__Instructions to follow__
Write out all records as given; omit images.

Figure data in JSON
* Start *

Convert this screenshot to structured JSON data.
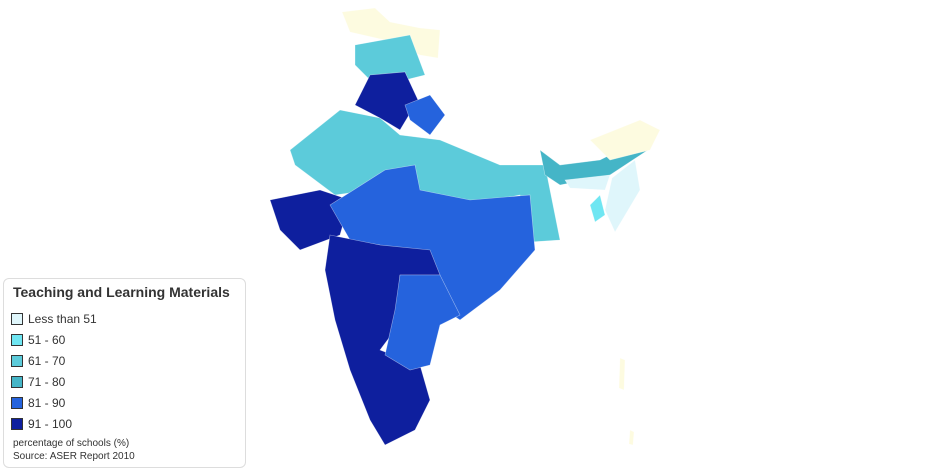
{
  "legend": {
    "title": "Teaching and Learning Materials",
    "items": [
      {
        "label": "Less than 51",
        "color": "#dff6fb"
      },
      {
        "label": "51 - 60",
        "color": "#6fe6f2"
      },
      {
        "label": "61 - 70",
        "color": "#5ccbda"
      },
      {
        "label": "71 - 80",
        "color": "#45b5c7"
      },
      {
        "label": "81 - 90",
        "color": "#2563dd"
      },
      {
        "label": "91 - 100",
        "color": "#0e1f9e"
      }
    ],
    "notes": [
      "percentage of schools (%)",
      "Source: ASER Report 2010"
    ]
  }
}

* End *

__Solved problem__
Convert this screenshot to structured JSON data.
{
  "legend": {
    "title": "Teaching and Learning Materials",
    "items": [
      {
        "label": "Less than 51",
        "color": "#dff6fb"
      },
      {
        "label": "51 - 60",
        "color": "#6fe6f2"
      },
      {
        "label": "61 - 70",
        "color": "#5ccbda"
      },
      {
        "label": "71 - 80",
        "color": "#45b5c7"
      },
      {
        "label": "81 - 90",
        "color": "#2563dd"
      },
      {
        "label": "91 - 100",
        "color": "#0e1f9e"
      }
    ],
    "notes": [
      "percentage of schools (%)",
      "Source: ASER Report 2010"
    ]
  }
}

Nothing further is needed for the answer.